-- Exercise data follows --

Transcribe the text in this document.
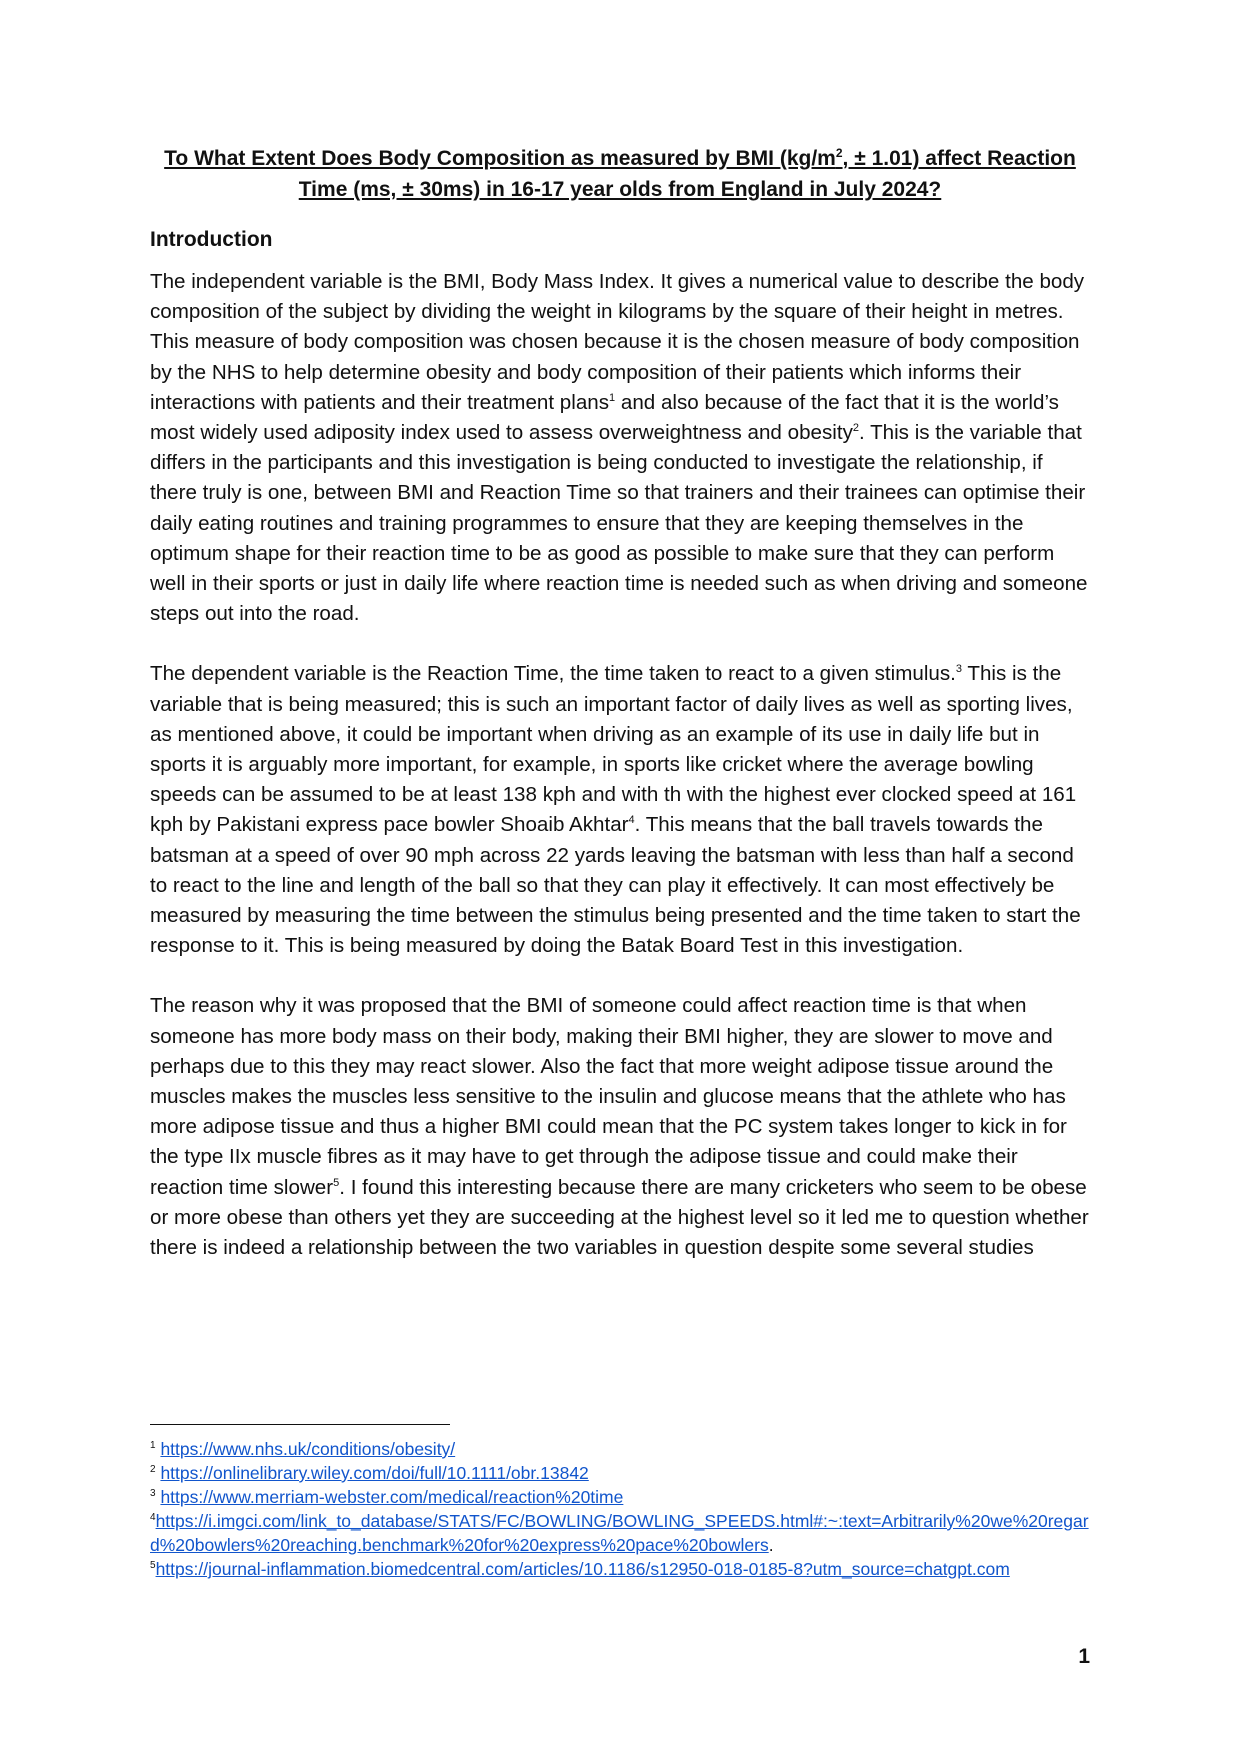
To What Extent Does Body Composition as measured by BMI ($kg/m^2$, ± 1.01) affect Reaction Time (ms, ± 30ms) in 16-17 year olds from England in July 2024?

Introduction

The independent variable is the BMI, Body Mass Index. It gives a numerical value to describe the body composition of the subject by dividing the weight in kilograms by the square of their height in metres. This measure of body composition was chosen because it is the chosen measure of body composition by the NHS to help determine obesity and body composition of their patients which informs their interactions with patients and their treatment plans$^1$ and also because of the fact that it is the world’s most widely used adiposity index used to assess overweightness and obesity$^2$. This is the variable that differs in the participants and this investigation is being conducted to investigate the relationship, if there truly is one, between BMI and Reaction Time so that trainers and their trainees can optimise their daily eating routines and training programmes to ensure that they are keeping themselves in the optimum shape for their reaction time to be as good as possible to make sure that they can perform well in their sports or just in daily life where reaction time is needed such as when driving and someone steps out into the road.

The dependent variable is the Reaction Time, the time taken to react to a given stimulus.$^3$ This is the variable that is being measured; this is such an important factor of daily lives as well as sporting lives, as mentioned above, it could be important when driving as an example of its use in daily life but in sports it is arguably more important, for example, in sports like cricket where the average bowling speeds can be assumed to be at least 138 kph and with th with the highest ever clocked speed at 161 kph by Pakistani express pace bowler Shoaib Akhtar$^4$. This means that the ball travels towards the batsman at a speed of over 90 mph across 22 yards leaving the batsman with less than half a second to react to the line and length of the ball so that they can play it effectively. It can most effectively be measured by measuring the time between the stimulus being presented and the time taken to start the response to it. This is being measured by doing the Batak Board Test in this investigation.

The reason why it was proposed that the BMI of someone could affect reaction time is that when someone has more body mass on their body, making their BMI higher, they are slower to move and perhaps due to this they may react slower. Also the fact that more weight adipose tissue around the muscles makes the muscles less sensitive to the insulin and glucose means that the athlete who has more adipose tissue and thus a higher BMI could mean that the PC system takes longer to kick in for the type IIx muscle fibres as it may have to get through the adipose tissue and could make their reaction time slower$^5$. I found this interesting because there are many cricketers who seem to be obese or more obese than others yet they are succeeding at the highest level so it led me to question whether there is indeed a relationship between the two variables in question despite some several studies

$^1$ https://www.nhs.uk/conditions/obesity/
$^2$ https://onlinelibrary.wiley.com/doi/full/10.1111/obr.13842
$^3$ https://www.merriam-webster.com/medical/reaction%20time
$^4$https://i.imgci.com/link_to_database/STATS/FC/BOWLING/BOWLING_SPEEDS.html#:~:text=Arbitrarily%20we%20regard%20bowlers%20reaching.benchmark%20for%20express%20pace%20bowlers.
$^5$https://journal-inflammation.biomedcentral.com/articles/10.1186/s12950-018-0185-8?utm_source=chatgpt.com
1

-- Exercise data concluded --

Work task: Output all of the data word for word, excluding any pictures.

Exercise response:
Transcribe the text in this document.
To What Extent Does Body Composition as measured by BMI ($kg/m^2$, ± 1.01) affect Reaction Time (ms, ± 30ms) in 16-17 year olds from England in July 2024?

Introduction

The independent variable is the BMI, Body Mass Index. It gives a numerical value to describe the body composition of the subject by dividing the weight in kilograms by the square of their height in metres. This measure of body composition was chosen because it is the chosen measure of body composition by the NHS to help determine obesity and body composition of their patients which informs their interactions with patients and their treatment plans$^1$ and also because of the fact that it is the world’s most widely used adiposity index used to assess overweightness and obesity$^2$. This is the variable that differs in the participants and this investigation is being conducted to investigate the relationship, if there truly is one, between BMI and Reaction Time so that trainers and their trainees can optimise their daily eating routines and training programmes to ensure that they are keeping themselves in the optimum shape for their reaction time to be as good as possible to make sure that they can perform well in their sports or just in daily life where reaction time is needed such as when driving and someone steps out into the road.

The dependent variable is the Reaction Time, the time taken to react to a given stimulus.$^3$ This is the variable that is being measured; this is such an important factor of daily lives as well as sporting lives, as mentioned above, it could be important when driving as an example of its use in daily life but in sports it is arguably more important, for example, in sports like cricket where the average bowling speeds can be assumed to be at least 138 kph and with th with the highest ever clocked speed at 161 kph by Pakistani express pace bowler Shoaib Akhtar$^4$. This means that the ball travels towards the batsman at a speed of over 90 mph across 22 yards leaving the batsman with less than half a second to react to the line and length of the ball so that they can play it effectively. It can most effectively be measured by measuring the time between the stimulus being presented and the time taken to start the response to it. This is being measured by doing the Batak Board Test in this investigation.

The reason why it was proposed that the BMI of someone could affect reaction time is that when someone has more body mass on their body, making their BMI higher, they are slower to move and perhaps due to this they may react slower. Also the fact that more weight adipose tissue around the muscles makes the muscles less sensitive to the insulin and glucose means that the athlete who has more adipose tissue and thus a higher BMI could mean that the PC system takes longer to kick in for the type IIx muscle fibres as it may have to get through the adipose tissue and could make their reaction time slower$^5$. I found this interesting because there are many cricketers who seem to be obese or more obese than others yet they are succeeding at the highest level so it led me to question whether there is indeed a relationship between the two variables in question despite some several studies

$^1$ https://www.nhs.uk/conditions/obesity/
$^2$ https://onlinelibrary.wiley.com/doi/full/10.1111/obr.13842
$^3$ https://www.merriam-webster.com/medical/reaction%20time
$^4$https://i.imgci.com/link_to_database/STATS/FC/BOWLING/BOWLING_SPEEDS.html#:~:text=Arbitrarily%20we%20regard%20bowlers%20reaching.benchmark%20for%20express%20pace%20bowlers.
$^5$https://journal-inflammation.biomedcentral.com/articles/10.1186/s12950-018-0185-8?utm_source=chatgpt.com
1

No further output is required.